PROBLEM DESCRIPTION: All of the data should be output character for character, except the pictures.

RECORDS FOR PROCESSING:
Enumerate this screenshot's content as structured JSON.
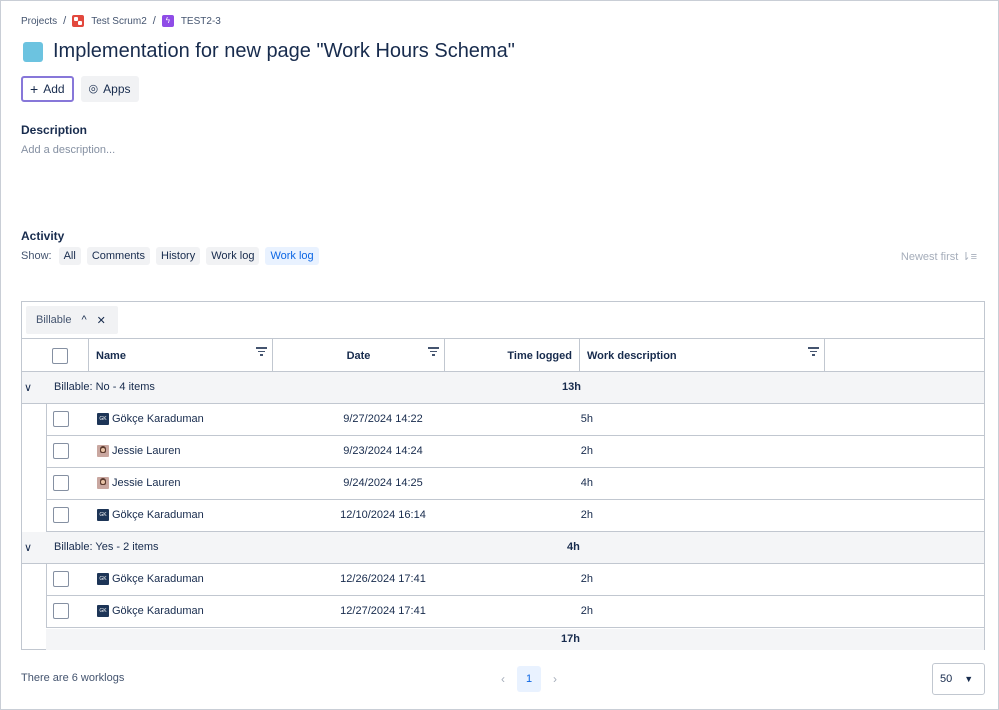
{
  "breadcrumb": {
    "projects": "Projects",
    "project": "Test Scrum2",
    "issue_key": "TEST2-3"
  },
  "title": "Implementation for new page \"Work Hours Schema\"",
  "buttons": {
    "add": "Add",
    "apps": "Apps"
  },
  "description": {
    "label": "Description",
    "placeholder": "Add a description..."
  },
  "activity": {
    "label": "Activity",
    "show_label": "Show:",
    "filters": [
      "All",
      "Comments",
      "History",
      "Work log",
      "Work log"
    ],
    "active_filter_index": 4,
    "sort_label": "Newest first"
  },
  "grid": {
    "group_chip": "Billable",
    "columns": {
      "name": "Name",
      "date": "Date",
      "time_logged": "Time logged",
      "work_description": "Work description"
    },
    "groups": [
      {
        "label": "Billable: No - 4 items",
        "sum": "13h",
        "rows": [
          {
            "name": "Gökçe Karaduman",
            "avatar": "GK",
            "date": "9/27/2024 14:22",
            "time": "5h"
          },
          {
            "name": "Jessie Lauren",
            "avatar": "photo",
            "date": "9/23/2024 14:24",
            "time": "2h"
          },
          {
            "name": "Jessie Lauren",
            "avatar": "photo",
            "date": "9/24/2024 14:25",
            "time": "4h"
          },
          {
            "name": "Gökçe Karaduman",
            "avatar": "GK",
            "date": "12/10/2024 16:14",
            "time": "2h"
          }
        ]
      },
      {
        "label": "Billable: Yes - 2 items",
        "sum": "4h",
        "rows": [
          {
            "name": "Gökçe Karaduman",
            "avatar": "GK",
            "date": "12/26/2024 17:41",
            "time": "2h"
          },
          {
            "name": "Gökçe Karaduman",
            "avatar": "GK",
            "date": "12/27/2024 17:41",
            "time": "2h"
          }
        ]
      }
    ],
    "total": "17h"
  },
  "footer": {
    "count_text": "There are 6 worklogs",
    "current_page": "1",
    "page_size": "50"
  }
}
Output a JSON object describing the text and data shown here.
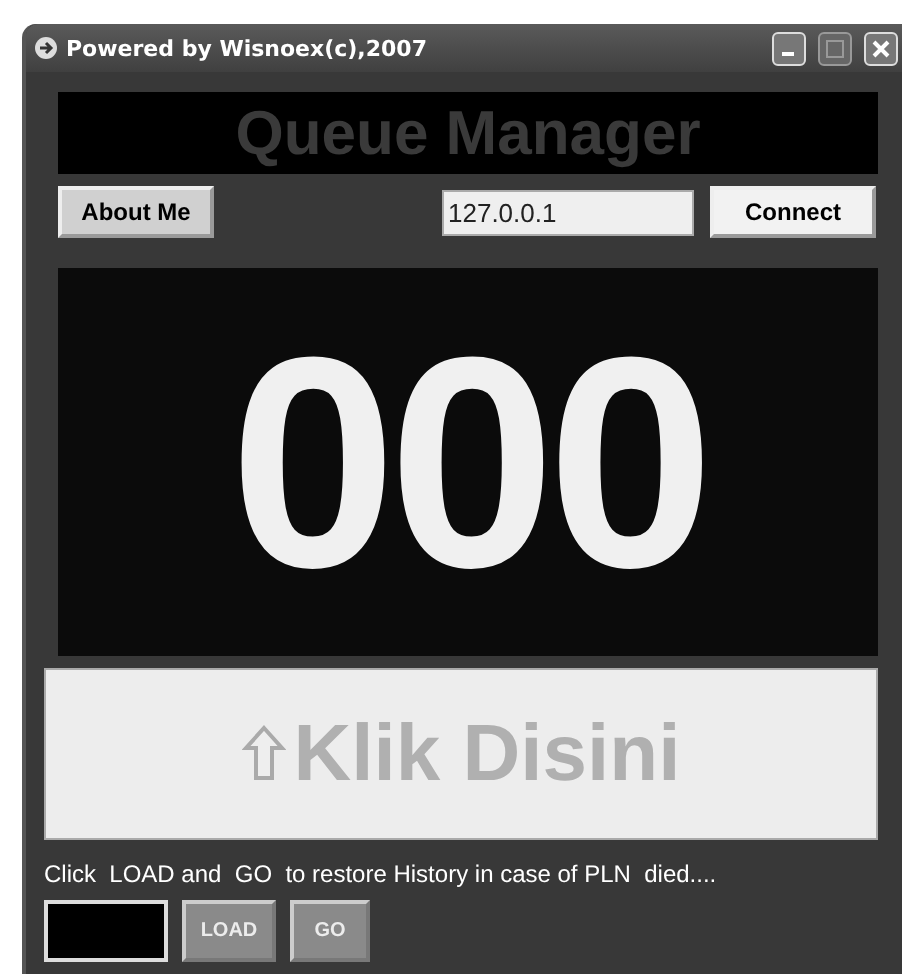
{
  "window": {
    "title": "Powered by Wisnoex(c),2007"
  },
  "banner": {
    "title": "Queue Manager"
  },
  "about_button": {
    "label": "About Me"
  },
  "server_field": {
    "value": "127.0.0.1"
  },
  "connect_button": {
    "label": "Connect"
  },
  "counter": {
    "value": "000"
  },
  "call_button": {
    "label": "Klik Disini"
  },
  "hint": "Click  LOAD and  GO  to restore History in case of PLN  died....",
  "bottom_buttons": [
    {
      "label": "LOAD",
      "disabled": true
    },
    {
      "label": "GO",
      "disabled": true
    }
  ]
}
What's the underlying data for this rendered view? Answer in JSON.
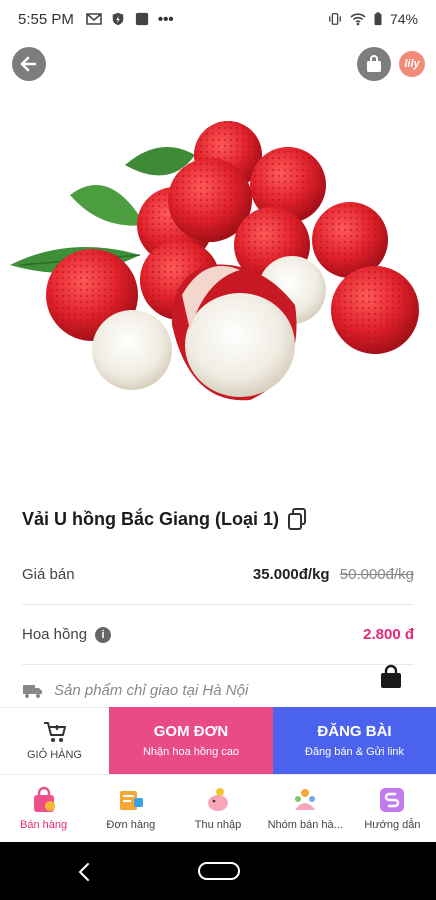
{
  "status_bar": {
    "time": "5:55 PM",
    "battery": "74%"
  },
  "header": {
    "logo_text": "lily"
  },
  "product": {
    "title": "Vải U hồng Bắc Giang (Loại 1)",
    "price_label": "Giá bán",
    "price": "35.000đ/kg",
    "old_price": "50.000đ/kg",
    "commission_label": "Hoa hồng",
    "commission": "2.800 đ",
    "delivery_note": "Sản phẩm chỉ giao tại Hà Nội"
  },
  "actions": {
    "cart_label": "GIỎ HÀNG",
    "gom_title": "GOM ĐƠN",
    "gom_sub": "Nhận hoa hồng cao",
    "dang_title": "ĐĂNG BÀI",
    "dang_sub": "Đăng bán & Gửi link"
  },
  "colors": {
    "pink": "#e94b86",
    "blue": "#4b62ec",
    "commission": "#e6297a"
  },
  "bottom_nav": [
    {
      "label": "Bán hàng",
      "icon": "shopping-bag-icon",
      "active": true
    },
    {
      "label": "Đơn hàng",
      "icon": "orders-icon",
      "active": false
    },
    {
      "label": "Thu nhập",
      "icon": "piggy-bank-icon",
      "active": false
    },
    {
      "label": "Nhóm bán hà...",
      "icon": "group-icon",
      "active": false
    },
    {
      "label": "Hướng dẫn",
      "icon": "guide-icon",
      "active": false
    }
  ]
}
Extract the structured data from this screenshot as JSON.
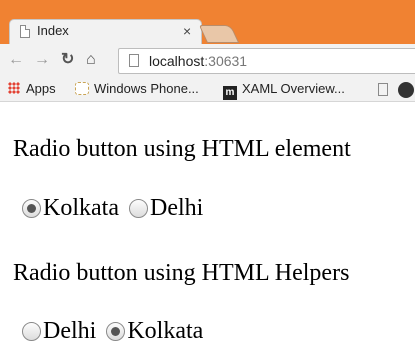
{
  "browser": {
    "tab_title": "Index",
    "tab_close": "×",
    "url_host": "localhost",
    "url_port": ":30631"
  },
  "bookmarks": {
    "apps": "Apps",
    "windows_phone": "Windows Phone...",
    "xaml_overview": "XAML Overview...",
    "xaml_icon_letter": "m"
  },
  "page": {
    "heading_html": "Radio button using HTML element",
    "heading_helpers": "Radio button using HTML Helpers",
    "group1": [
      {
        "label": "Kolkata",
        "checked": true
      },
      {
        "label": "Delhi",
        "checked": false
      }
    ],
    "group2": [
      {
        "label": "Delhi",
        "checked": false
      },
      {
        "label": "Kolkata",
        "checked": true
      }
    ]
  }
}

ANSWER TO THE EXERCISE:
Enumerate this screenshot's content as structured JSON.
{
  "breadcrumb": {
    "projects": "Projects",
    "project": "Test Scrum2",
    "issue_key": "TEST2-3"
  },
  "title": "Implementation for new page \"Work Hours Schema\"",
  "buttons": {
    "add": "Add",
    "apps": "Apps"
  },
  "description": {
    "label": "Description",
    "placeholder": "Add a description..."
  },
  "activity": {
    "label": "Activity",
    "show_label": "Show:",
    "filters": [
      "All",
      "Comments",
      "History",
      "Work log",
      "Work log"
    ],
    "active_filter_index": 4,
    "sort_label": "Newest first"
  },
  "grid": {
    "group_chip": "Billable",
    "columns": {
      "name": "Name",
      "date": "Date",
      "time_logged": "Time logged",
      "work_description": "Work description"
    },
    "groups": [
      {
        "label": "Billable: No - 4 items",
        "sum": "13h",
        "rows": [
          {
            "name": "Gökçe Karaduman",
            "avatar": "GK",
            "date": "9/27/2024 14:22",
            "time": "5h"
          },
          {
            "name": "Jessie Lauren",
            "avatar": "photo",
            "date": "9/23/2024 14:24",
            "time": "2h"
          },
          {
            "name": "Jessie Lauren",
            "avatar": "photo",
            "date": "9/24/2024 14:25",
            "time": "4h"
          },
          {
            "name": "Gökçe Karaduman",
            "avatar": "GK",
            "date": "12/10/2024 16:14",
            "time": "2h"
          }
        ]
      },
      {
        "label": "Billable: Yes - 2 items",
        "sum": "4h",
        "rows": [
          {
            "name": "Gökçe Karaduman",
            "avatar": "GK",
            "date": "12/26/2024 17:41",
            "time": "2h"
          },
          {
            "name": "Gökçe Karaduman",
            "avatar": "GK",
            "date": "12/27/2024 17:41",
            "time": "2h"
          }
        ]
      }
    ],
    "total": "17h"
  },
  "footer": {
    "count_text": "There are 6 worklogs",
    "current_page": "1",
    "page_size": "50"
  }
}
Output a JSON object describing the text and data shown here.
{
  "window": {
    "title": "Powered by Wisnoex(c),2007"
  },
  "banner": {
    "title": "Queue Manager"
  },
  "about_button": {
    "label": "About Me"
  },
  "server_field": {
    "value": "127.0.0.1"
  },
  "connect_button": {
    "label": "Connect"
  },
  "counter": {
    "value": "000"
  },
  "call_button": {
    "label": "Klik Disini"
  },
  "hint": "Click  LOAD and  GO  to restore History in case of PLN  died....",
  "bottom_buttons": [
    {
      "label": "LOAD",
      "disabled": true
    },
    {
      "label": "GO",
      "disabled": true
    }
  ]
}
What's the underlying data for this rendered view? Answer in JSON.
{
  "status_bar": {
    "time": "5:55 PM",
    "battery": "74%"
  },
  "header": {
    "logo_text": "lily"
  },
  "product": {
    "title": "Vải U hồng Bắc Giang (Loại 1)",
    "price_label": "Giá bán",
    "price": "35.000đ/kg",
    "old_price": "50.000đ/kg",
    "commission_label": "Hoa hồng",
    "commission": "2.800 đ",
    "delivery_note": "Sản phẩm chỉ giao tại Hà Nội"
  },
  "actions": {
    "cart_label": "GIỎ HÀNG",
    "gom_title": "GOM ĐƠN",
    "gom_sub": "Nhận hoa hồng cao",
    "dang_title": "ĐĂNG BÀI",
    "dang_sub": "Đăng bán & Gửi link"
  },
  "colors": {
    "pink": "#e94b86",
    "blue": "#4b62ec",
    "commission": "#e6297a"
  },
  "bottom_nav": [
    {
      "label": "Bán hàng",
      "icon": "shopping-bag-icon",
      "active": true
    },
    {
      "label": "Đơn hàng",
      "icon": "orders-icon",
      "active": false
    },
    {
      "label": "Thu nhập",
      "icon": "piggy-bank-icon",
      "active": false
    },
    {
      "label": "Nhóm bán hà...",
      "icon": "group-icon",
      "active": false
    },
    {
      "label": "Hướng dẫn",
      "icon": "guide-icon",
      "active": false
    }
  ]
}
Extract the structured data from this screenshot as JSON.
{
  "browser": {
    "tab_title": "Index",
    "tab_close": "×",
    "url_host": "localhost",
    "url_port": ":30631"
  },
  "bookmarks": {
    "apps": "Apps",
    "windows_phone": "Windows Phone...",
    "xaml_overview": "XAML Overview...",
    "xaml_icon_letter": "m"
  },
  "page": {
    "heading_html": "Radio button using HTML element",
    "heading_helpers": "Radio button using HTML Helpers",
    "group1": [
      {
        "label": "Kolkata",
        "checked": true
      },
      {
        "label": "Delhi",
        "checked": false
      }
    ],
    "group2": [
      {
        "label": "Delhi",
        "checked": false
      },
      {
        "label": "Kolkata",
        "checked": true
      }
    ]
  }
}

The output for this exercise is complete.